## [The problem]
Please list all lines of the material below in which the string "Début" occurs.

## [Data shown]
* begin *

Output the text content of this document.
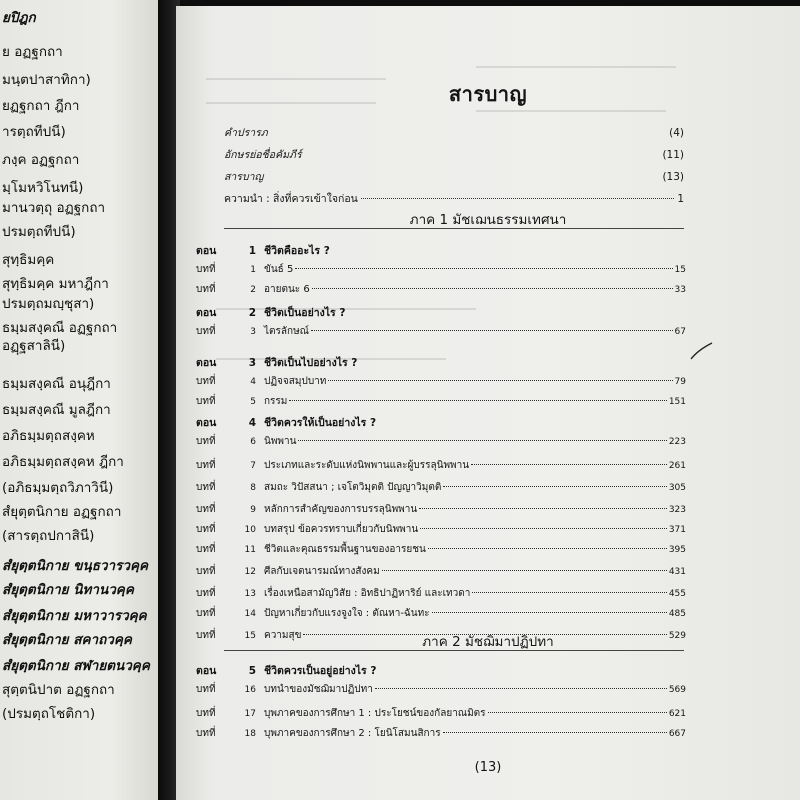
ยปิฎก
ย อฏฐกถา
มนฺตปาสาทิกา)
ยฏฐกถา ฎีกา
ารตฺถทีปนี)
ภงฺค อฏฐกถา
มฺโมหวิโนทนี)
มานวตฺถุ อฏฐกถา
ปรมตฺถทีปนี)
สุทฺธิมคฺค
สุทฺธิมคฺค มหาฎีกา
ปรมตฺถมญฺชุสา)
ธมฺมสงฺคณี อฏฐกถา
อฏฺฐสาลินี)
ธมฺมสงฺคณี อนุฎีกา
ธมฺมสงฺคณี มูลฎีกา
อภิธมฺมตฺถสงฺคห
อภิธมฺมตฺถสงฺคห ฎีกา
(อภิธมฺมตฺถวิภาวินี)
สํยุตฺตนิกาย อฏฐกถา
(สารตฺถปกาสินี)
สํยุตฺตนิกาย ขนฺธวารวคฺค
สํยุตฺตนิกาย นิทานวคฺค
สํยุตฺตนิกาย มหาวารวคฺค
สํยุตฺตนิกาย สคาถวคฺค
สํยุตฺตนิกาย สฬายตนวคฺค
สุตฺตนิปาต อฏฐกถา
(ปรมตฺถโชติกา)
สารบาญ
คำปรารภ	(4)
อักษรย่อชื่อคัมภีร์	(11)
สารบาญ	(13)
ความนำ : สิ่งที่ควรเข้าใจก่อน	1
ภาค 1 มัชเฌนธรรมเทศนา
ตอน	1 ชีวิตคืออะไร ?
บทที่	1 ขันธ์ 5	15
บทที่	2 อายตนะ 6	33
ตอน	2 ชีวิตเป็นอย่างไร ?
บทที่	3 ไตรลักษณ์	67
ตอน	3 ชีวิตเป็นไปอย่างไร ?
บทที่	4 ปฏิจจสมุปบาท	79
บทที่	5 กรรม	151
ตอน	4 ชีวิตควรให้เป็นอย่างไร ?
บทที่	6 นิพพาน	223
บทที่	7 ประเภทและระดับแห่งนิพพานและผู้บรรลุนิพพาน	261
บทที่	8 สมถะ วิปัสสนา ; เจโตวิมุตติ ปัญญาวิมุตติ	305
บทที่	9 หลักการสำคัญของการบรรลุนิพพาน	323
บทที่	10 บทสรุป ข้อควรทราบเกี่ยวกับนิพพาน	371
บทที่	11 ชีวิตและคุณธรรมพื้นฐานของอารยชน	395
บทที่	12 ศีลกับเจตนารมณ์ทางสังคม	431
บทที่	13 เรื่องเหนือสามัญวิสัย : อิทธิปาฏิหาริย์ และเทวดา	455
บทที่	14 ปัญหาเกี่ยวกับแรงจูงใจ : ตัณหา-ฉันทะ	485
บทที่	15 ความสุข	529
ภาค 2 มัชฌิมาปฏิปทา
ตอน	5 ชีวิตควรเป็นอยู่อย่างไร ?
บทที่	16 บทนำของมัชฌิมาปฏิปทา	569
บทที่	17 บุพภาคของการศึกษา 1 : ประโยชน์ของกัลยาณมิตร	621
บทที่	18 บุพภาคของการศึกษา 2 : โยนิโสมนสิการ	667
(13)
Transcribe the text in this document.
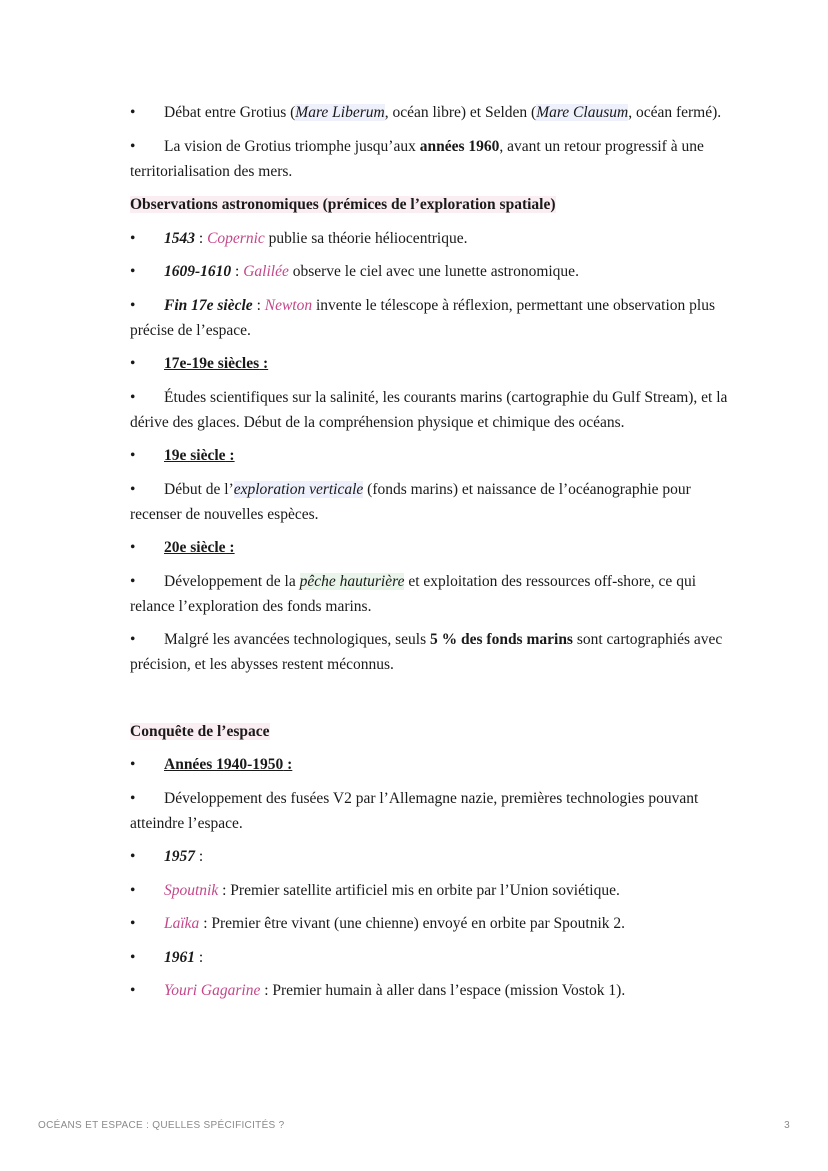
• Débat entre Grotius (Mare Liberum, océan libre) et Selden (Mare Clausum, océan fermé).

• La vision de Grotius triomphe jusqu’aux années 1960, avant un retour progressif à une territorialisation des mers.

Observations astronomiques (prémices de l’exploration spatiale)

• 1543 : Copernic publie sa théorie héliocentrique.

• 1609-1610 : Galilée observe le ciel avec une lunette astronomique.

• Fin 17e siècle : Newton invente le télescope à réflexion, permettant une observation plus précise de l’espace.

• 17e-19e siècles :

• Études scientifiques sur la salinité, les courants marins (cartographie du Gulf Stream), et la dérive des glaces. Début de la compréhension physique et chimique des océans.

• 19e siècle :

• Début de l’exploration verticale (fonds marins) et naissance de l’océanographie pour recenser de nouvelles espèces.

• 20e siècle :

• Développement de la pêche hauturière et exploitation des ressources off-shore, ce qui relance l’exploration des fonds marins.

• Malgré les avancées technologiques, seuls 5 % des fonds marins sont cartographiés avec précision, et les abysses restent méconnus.

Conquête de l’espace

• Années 1940-1950 :

• Développement des fusées V2 par l’Allemagne nazie, premières technologies pouvant atteindre l’espace.

• 1957 :

• Spoutnik : Premier satellite artificiel mis en orbite par l’Union soviétique.

• Laïka : Premier être vivant (une chienne) envoyé en orbite par Spoutnik 2.

• 1961 :

• Youri Gagarine : Premier humain à aller dans l’espace (mission Vostok 1).

OCÉANS ET ESPACE : QUELLES SPÉCIFICITÉS ?	3
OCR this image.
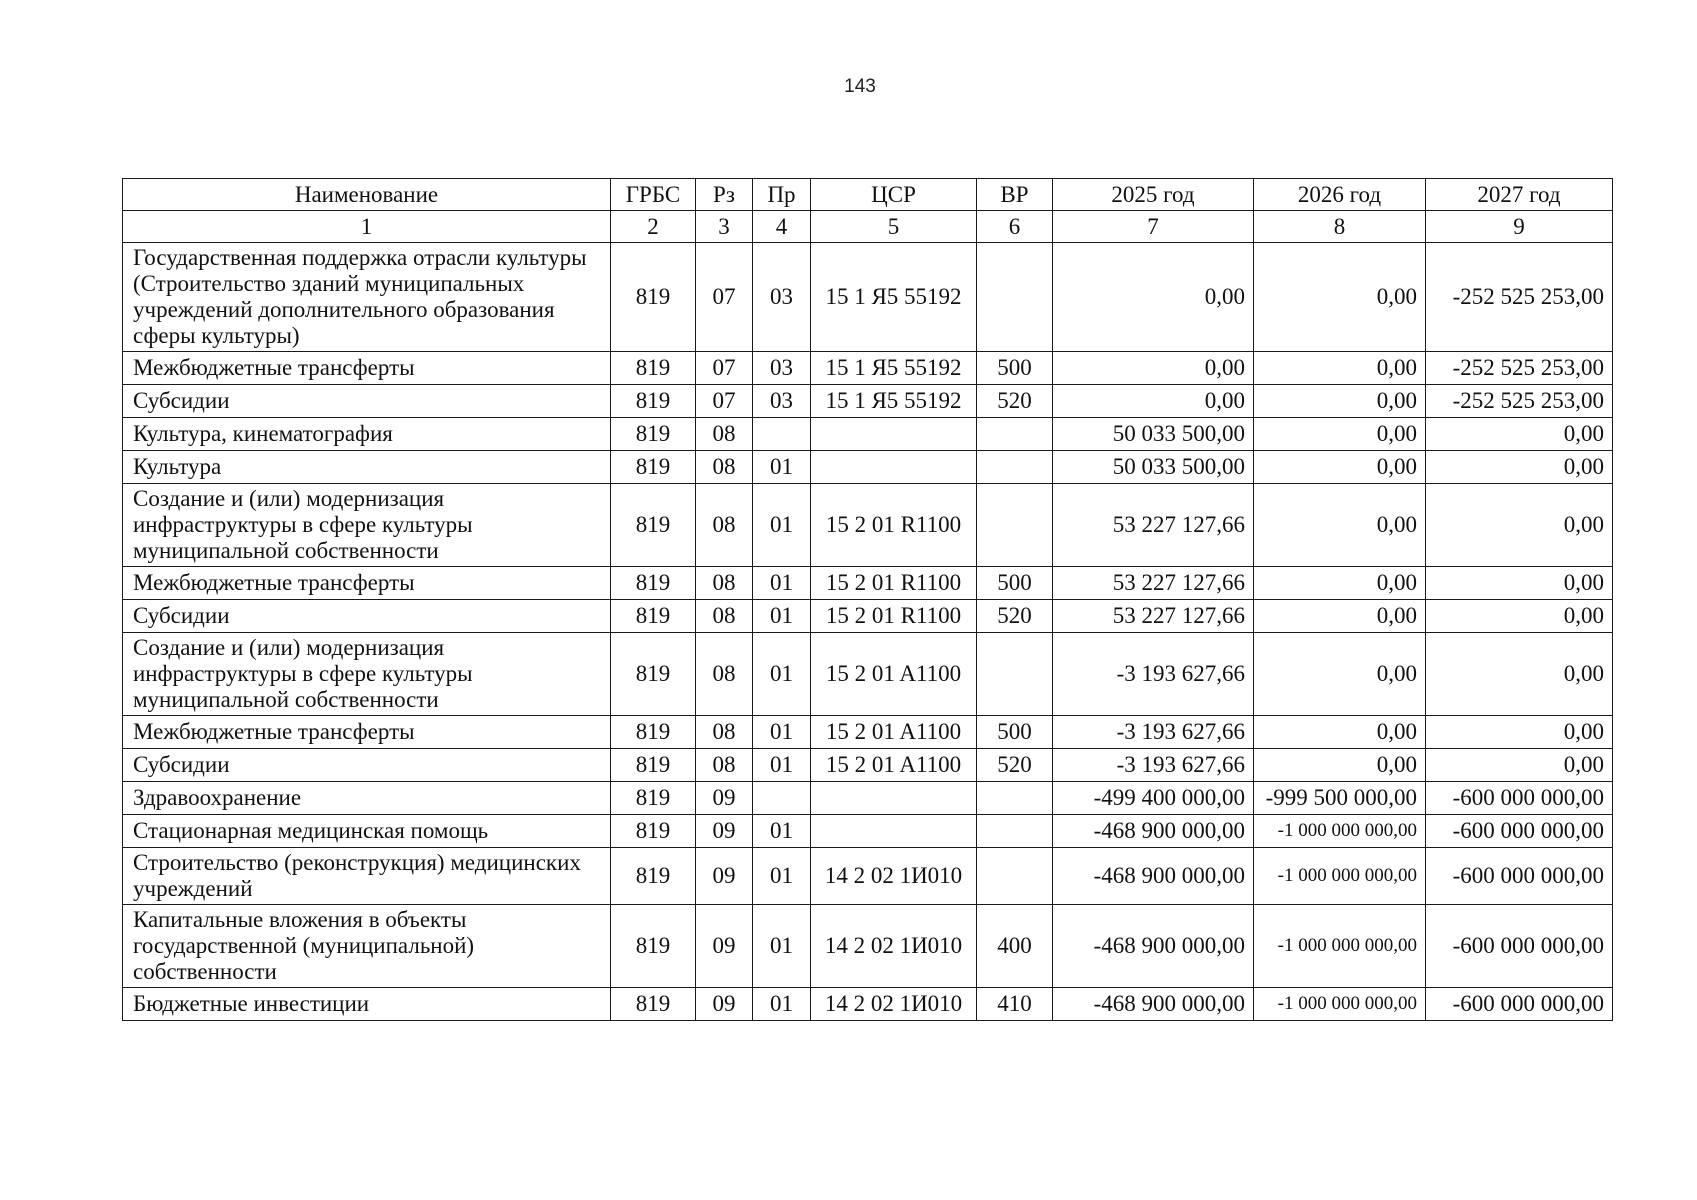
143
Наименование	ГРБС	Рз	Пр	ЦСР	ВР	2025 год	2026 год	2027 год
1	2	3	4	5	6	7	8	9
Государственная поддержка отрасли культуры (Строительство зданий муниципальных учреждений дополнительного образования сферы культуры)	819	07	03	15 1 Я5 55192		0,00	0,00	-252 525 253,00
Межбюджетные трансферты	819	07	03	15 1 Я5 55192	500	0,00	0,00	-252 525 253,00
Субсидии	819	07	03	15 1 Я5 55192	520	0,00	0,00	-252 525 253,00
Культура, кинематография	819	08				50 033 500,00	0,00	0,00
Культура	819	08	01			50 033 500,00	0,00	0,00
Создание и (или) модернизация инфраструктуры в сфере культуры муниципальной собственности	819	08	01	15 2 01 R1100		53 227 127,66	0,00	0,00
Межбюджетные трансферты	819	08	01	15 2 01 R1100	500	53 227 127,66	0,00	0,00
Субсидии	819	08	01	15 2 01 R1100	520	53 227 127,66	0,00	0,00
Создание и (или) модернизация инфраструктуры в сфере культуры муниципальной собственности	819	08	01	15 2 01 A1100		-3 193 627,66	0,00	0,00
Межбюджетные трансферты	819	08	01	15 2 01 A1100	500	-3 193 627,66	0,00	0,00
Субсидии	819	08	01	15 2 01 A1100	520	-3 193 627,66	0,00	0,00
Здравоохранение	819	09				-499 400 000,00	-999 500 000,00	-600 000 000,00
Стационарная медицинская помощь	819	09	01			-468 900 000,00	-1 000 000 000,00	-600 000 000,00
Строительство (реконструкция) медицинских учреждений	819	09	01	14 2 02 1И010		-468 900 000,00	-1 000 000 000,00	-600 000 000,00
Капитальные вложения в объекты государственной (муниципальной) собственности	819	09	01	14 2 02 1И010	400	-468 900 000,00	-1 000 000 000,00	-600 000 000,00
Бюджетные инвестиции	819	09	01	14 2 02 1И010	410	-468 900 000,00	-1 000 000 000,00	-600 000 000,00
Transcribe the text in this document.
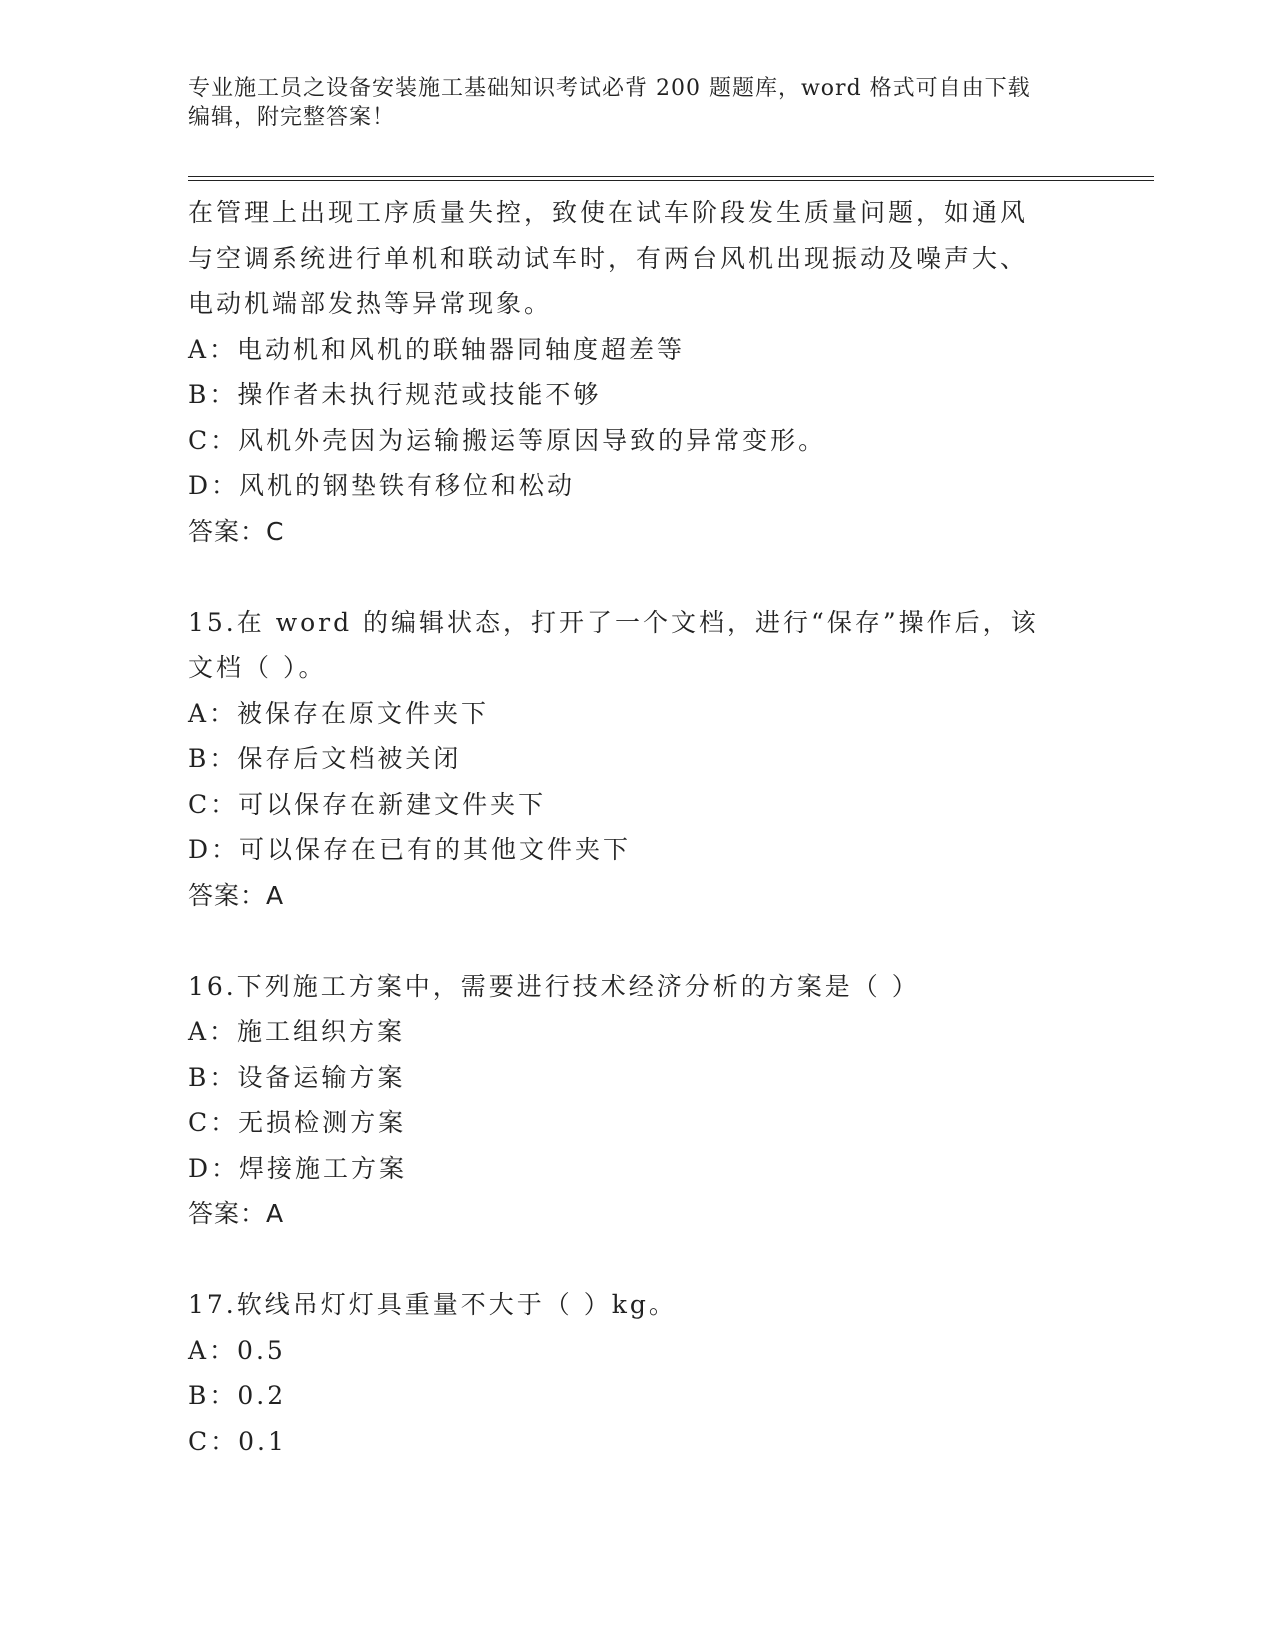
专业施工员之设备安装施工基础知识考试必背 200 题题库，word 格式可自由下载
编辑，附完整答案！
在管理上出现工序质量失控，致使在试车阶段发生质量问题，如通风
与空调系统进行单机和联动试车时，有两台风机出现振动及噪声大、
电动机端部发热等异常现象。
A：电动机和风机的联轴器同轴度超差等
B：操作者未执行规范或技能不够
C：风机外壳因为运输搬运等原因导致的异常变形。
D：风机的钢垫铁有移位和松动
答案：C
15.在 word 的编辑状态，打开了一个文档，进行“保存”操作后，该
文档（ ）。
A：被保存在原文件夹下
B：保存后文档被关闭
C：可以保存在新建文件夹下
D：可以保存在已有的其他文件夹下
答案：A
16.下列施工方案中，需要进行技术经济分析的方案是（ ）
A：施工组织方案
B：设备运输方案
C：无损检测方案
D：焊接施工方案
答案：A
17.软线吊灯灯具重量不大于（ ）kg。
A：0.5
B：0.2
C：0.1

* end *

## [Correct output]
• Études scientifiques sur la salinité, les courants marins (cartographie du Gulf Stream), et la dérive des glaces. Début de la compréhension physique et chimique des océans.
• Début de l’exploration verticale (fonds marins) et naissance de l’océanographie pour recenser de nouvelles espèces.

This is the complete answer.